== SET EXERCISE ==
Pick out every line of the entries below where "title" occurs, and copy those lines.

# START OF LISTING

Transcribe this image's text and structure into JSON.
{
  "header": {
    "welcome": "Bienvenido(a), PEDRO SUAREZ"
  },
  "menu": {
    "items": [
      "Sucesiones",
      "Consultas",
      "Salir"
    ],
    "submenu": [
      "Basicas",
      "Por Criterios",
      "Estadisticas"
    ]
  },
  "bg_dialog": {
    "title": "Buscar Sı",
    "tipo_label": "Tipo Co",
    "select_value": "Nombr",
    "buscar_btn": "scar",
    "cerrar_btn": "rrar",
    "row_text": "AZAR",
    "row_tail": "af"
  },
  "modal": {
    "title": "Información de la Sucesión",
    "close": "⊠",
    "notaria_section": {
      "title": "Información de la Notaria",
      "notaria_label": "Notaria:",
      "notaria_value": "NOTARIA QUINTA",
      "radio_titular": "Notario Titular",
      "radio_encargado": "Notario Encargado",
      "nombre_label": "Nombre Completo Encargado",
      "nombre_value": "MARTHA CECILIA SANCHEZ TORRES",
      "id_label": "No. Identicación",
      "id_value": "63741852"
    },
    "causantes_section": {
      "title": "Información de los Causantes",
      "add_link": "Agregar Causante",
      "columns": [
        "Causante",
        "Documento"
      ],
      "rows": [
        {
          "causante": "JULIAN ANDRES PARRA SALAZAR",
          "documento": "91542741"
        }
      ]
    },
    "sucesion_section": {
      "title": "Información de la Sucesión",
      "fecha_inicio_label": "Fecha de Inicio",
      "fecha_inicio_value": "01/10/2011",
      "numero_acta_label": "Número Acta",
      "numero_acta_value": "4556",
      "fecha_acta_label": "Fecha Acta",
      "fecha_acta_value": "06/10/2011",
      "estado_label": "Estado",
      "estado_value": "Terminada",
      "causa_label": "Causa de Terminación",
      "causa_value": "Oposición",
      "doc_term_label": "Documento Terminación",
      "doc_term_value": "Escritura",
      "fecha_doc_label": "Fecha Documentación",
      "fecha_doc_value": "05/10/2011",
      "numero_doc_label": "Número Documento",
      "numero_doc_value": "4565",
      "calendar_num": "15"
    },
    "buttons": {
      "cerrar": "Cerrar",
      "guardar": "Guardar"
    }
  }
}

# END OF LISTING

== FINAL RESULT ==
    "title": "Buscar Sı",
    "title": "Información de la Sucesión",
      "title": "Información de la Notaria",
      "title": "Información de los Causantes",
      "title": "Información de la Sucesión",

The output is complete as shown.